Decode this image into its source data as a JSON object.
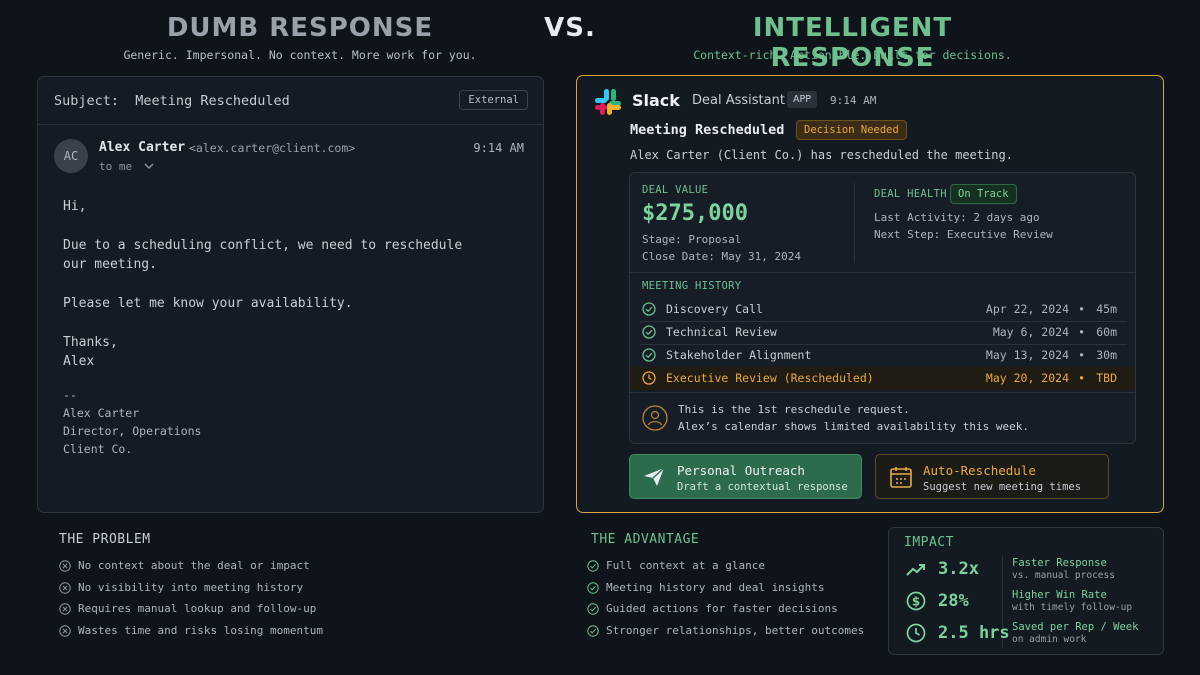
{
  "headers": {
    "left_title": "DUMB RESPONSE",
    "left_subtitle": "Generic. Impersonal. No context. More work for you.",
    "vs": "VS.",
    "right_title": "INTELLIGENT RESPONSE",
    "right_subtitle": "Context-rich. Actionable. Built for decisions."
  },
  "colors": {
    "background": "#0f141b",
    "accent_green": "#7ed39c",
    "accent_gold": "#d8a43e",
    "muted_gray": "#8f96a0"
  },
  "email": {
    "subject_label": "Subject:",
    "subject": "Meeting Rescheduled",
    "external_badge": "External",
    "avatar_initials": "AC",
    "sender_name": "Alex Carter",
    "sender_email": "<alex.carter@client.com>",
    "time": "9:14 AM",
    "to": "to me",
    "body": [
      "Hi,",
      "Due to a scheduling conflict, we need to reschedule",
      "our meeting.",
      "Please let me know your availability.",
      "Thanks,",
      "Alex"
    ],
    "signature": [
      "--",
      "Alex Carter",
      "Director, Operations",
      "Client Co."
    ]
  },
  "slack": {
    "app_name": "Slack",
    "bot_name": "Deal Assistant",
    "app_badge": "APP",
    "time": "9:14 AM",
    "title": "Meeting Rescheduled",
    "decision_badge": "Decision Needed",
    "message": "Alex Carter (Client Co.) has rescheduled the meeting.",
    "deal": {
      "value_label": "DEAL VALUE",
      "value": "$275,000",
      "stage": "Stage: Proposal",
      "close_date": "Close Date: May 31, 2024",
      "health_label": "DEAL HEALTH",
      "health_status": "On Track",
      "last_activity": "Last Activity: 2 days ago",
      "next_step": "Next Step: Executive Review"
    },
    "history_label": "MEETING HISTORY",
    "meetings": [
      {
        "name": "Discovery Call",
        "date": "Apr 22, 2024",
        "bullet": "•",
        "duration": "45m",
        "status": "done"
      },
      {
        "name": "Technical Review",
        "date": "May 6, 2024",
        "bullet": "•",
        "duration": "60m",
        "status": "done"
      },
      {
        "name": "Stakeholder Alignment",
        "date": "May 13, 2024",
        "bullet": "•",
        "duration": "30m",
        "status": "done"
      },
      {
        "name": "Executive Review (Rescheduled)",
        "date": "May 20, 2024",
        "bullet": "•",
        "duration": "TBD",
        "status": "pending"
      }
    ],
    "notes": [
      "This is the 1st reschedule request.",
      "Alex’s calendar shows limited availability this week."
    ],
    "actions": {
      "primary_title": "Personal Outreach",
      "primary_sub": "Draft a contextual response",
      "secondary_title": "Auto-Reschedule",
      "secondary_sub": "Suggest new meeting times"
    }
  },
  "problem": {
    "title": "THE PROBLEM",
    "items": [
      "No context about the deal or impact",
      "No visibility into meeting history",
      "Requires manual lookup and follow-up",
      "Wastes time and risks losing momentum"
    ]
  },
  "advantage": {
    "title": "THE ADVANTAGE",
    "items": [
      "Full context at a glance",
      "Meeting history and deal insights",
      "Guided actions for faster decisions",
      "Stronger relationships, better outcomes"
    ]
  },
  "impact": {
    "title": "IMPACT",
    "metrics": [
      {
        "value": "3.2x",
        "label": "Faster Response",
        "sub": "vs. manual process",
        "icon": "trend-up-icon"
      },
      {
        "value": "28%",
        "label": "Higher Win Rate",
        "sub": "with timely follow-up",
        "icon": "dollar-icon"
      },
      {
        "value": "2.5 hrs",
        "label": "Saved per Rep / Week",
        "sub": "on admin work",
        "icon": "clock-icon"
      }
    ]
  }
}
◆ ◆ ◆ ◆ ◆
*Task objective*
Give all the entries again exactly, dropping each picture.

*Result of this task*
Decode this image into its source data as a JSON object.
{
  "headers": {
    "left_title": "DUMB RESPONSE",
    "left_subtitle": "Generic. Impersonal. No context. More work for you.",
    "vs": "VS.",
    "right_title": "INTELLIGENT RESPONSE",
    "right_subtitle": "Context-rich. Actionable. Built for decisions."
  },
  "colors": {
    "background": "#0f141b",
    "accent_green": "#7ed39c",
    "accent_gold": "#d8a43e",
    "muted_gray": "#8f96a0"
  },
  "email": {
    "subject_label": "Subject:",
    "subject": "Meeting Rescheduled",
    "external_badge": "External",
    "avatar_initials": "AC",
    "sender_name": "Alex Carter",
    "sender_email": "<alex.carter@client.com>",
    "time": "9:14 AM",
    "to": "to me",
    "body": [
      "Hi,",
      "Due to a scheduling conflict, we need to reschedule",
      "our meeting.",
      "Please let me know your availability.",
      "Thanks,",
      "Alex"
    ],
    "signature": [
      "--",
      "Alex Carter",
      "Director, Operations",
      "Client Co."
    ]
  },
  "slack": {
    "app_name": "Slack",
    "bot_name": "Deal Assistant",
    "app_badge": "APP",
    "time": "9:14 AM",
    "title": "Meeting Rescheduled",
    "decision_badge": "Decision Needed",
    "message": "Alex Carter (Client Co.) has rescheduled the meeting.",
    "deal": {
      "value_label": "DEAL VALUE",
      "value": "$275,000",
      "stage": "Stage: Proposal",
      "close_date": "Close Date: May 31, 2024",
      "health_label": "DEAL HEALTH",
      "health_status": "On Track",
      "last_activity": "Last Activity: 2 days ago",
      "next_step": "Next Step: Executive Review"
    },
    "history_label": "MEETING HISTORY",
    "meetings": [
      {
        "name": "Discovery Call",
        "date": "Apr 22, 2024",
        "bullet": "•",
        "duration": "45m",
        "status": "done"
      },
      {
        "name": "Technical Review",
        "date": "May 6, 2024",
        "bullet": "•",
        "duration": "60m",
        "status": "done"
      },
      {
        "name": "Stakeholder Alignment",
        "date": "May 13, 2024",
        "bullet": "•",
        "duration": "30m",
        "status": "done"
      },
      {
        "name": "Executive Review (Rescheduled)",
        "date": "May 20, 2024",
        "bullet": "•",
        "duration": "TBD",
        "status": "pending"
      }
    ],
    "notes": [
      "This is the 1st reschedule request.",
      "Alex’s calendar shows limited availability this week."
    ],
    "actions": {
      "primary_title": "Personal Outreach",
      "primary_sub": "Draft a contextual response",
      "secondary_title": "Auto-Reschedule",
      "secondary_sub": "Suggest new meeting times"
    }
  },
  "problem": {
    "title": "THE PROBLEM",
    "items": [
      "No context about the deal or impact",
      "No visibility into meeting history",
      "Requires manual lookup and follow-up",
      "Wastes time and risks losing momentum"
    ]
  },
  "advantage": {
    "title": "THE ADVANTAGE",
    "items": [
      "Full context at a glance",
      "Meeting history and deal insights",
      "Guided actions for faster decisions",
      "Stronger relationships, better outcomes"
    ]
  },
  "impact": {
    "title": "IMPACT",
    "metrics": [
      {
        "value": "3.2x",
        "label": "Faster Response",
        "sub": "vs. manual process",
        "icon": "trend-up-icon"
      },
      {
        "value": "28%",
        "label": "Higher Win Rate",
        "sub": "with timely follow-up",
        "icon": "dollar-icon"
      },
      {
        "value": "2.5 hrs",
        "label": "Saved per Rep / Week",
        "sub": "on admin work",
        "icon": "clock-icon"
      }
    ]
  }
}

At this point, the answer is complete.